(Data records)
↓↓↓

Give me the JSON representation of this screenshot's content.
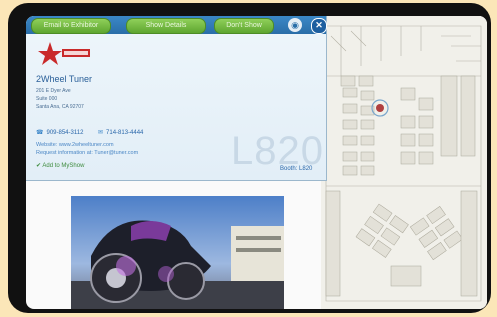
{
  "toolbar": {
    "btn1": "Email to Exhibitor",
    "btn2": "Show Details",
    "btn3": "Don't Show",
    "view_icon": "eye-icon",
    "close_icon": "close-icon"
  },
  "exhibitor": {
    "logo_icon": "star-logo",
    "name": "2Wheel Tuner",
    "address1": "201 E Dyer Ave",
    "address2": "Suite 000",
    "address3": "Santa Ana, CA 92707",
    "phone": "909-854-3112",
    "fax": "714-813-4444",
    "website": "Website: www.2wheeltuner.com",
    "email": "Request information at: Tuner@tuner.com",
    "favorite": "Add to MyShow",
    "booth_watermark": "L820",
    "booth_link": "Booth: L820"
  },
  "colors": {
    "toolbar": "#2a6ea8",
    "button": "#6ab13a",
    "link": "#2a67aa"
  }
}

↑↑↑

Leave the images out, please, and restate each line word for word.

= THE ANSWER =
Give me the JSON representation of this screenshot's content.
{
  "toolbar": {
    "btn1": "Email to Exhibitor",
    "btn2": "Show Details",
    "btn3": "Don't Show",
    "view_icon": "eye-icon",
    "close_icon": "close-icon"
  },
  "exhibitor": {
    "logo_icon": "star-logo",
    "name": "2Wheel Tuner",
    "address1": "201 E Dyer Ave",
    "address2": "Suite 000",
    "address3": "Santa Ana, CA 92707",
    "phone": "909-854-3112",
    "fax": "714-813-4444",
    "website": "Website: www.2wheeltuner.com",
    "email": "Request information at: Tuner@tuner.com",
    "favorite": "Add to MyShow",
    "booth_watermark": "L820",
    "booth_link": "Booth: L820"
  },
  "colors": {
    "toolbar": "#2a6ea8",
    "button": "#6ab13a",
    "link": "#2a67aa"
  }
}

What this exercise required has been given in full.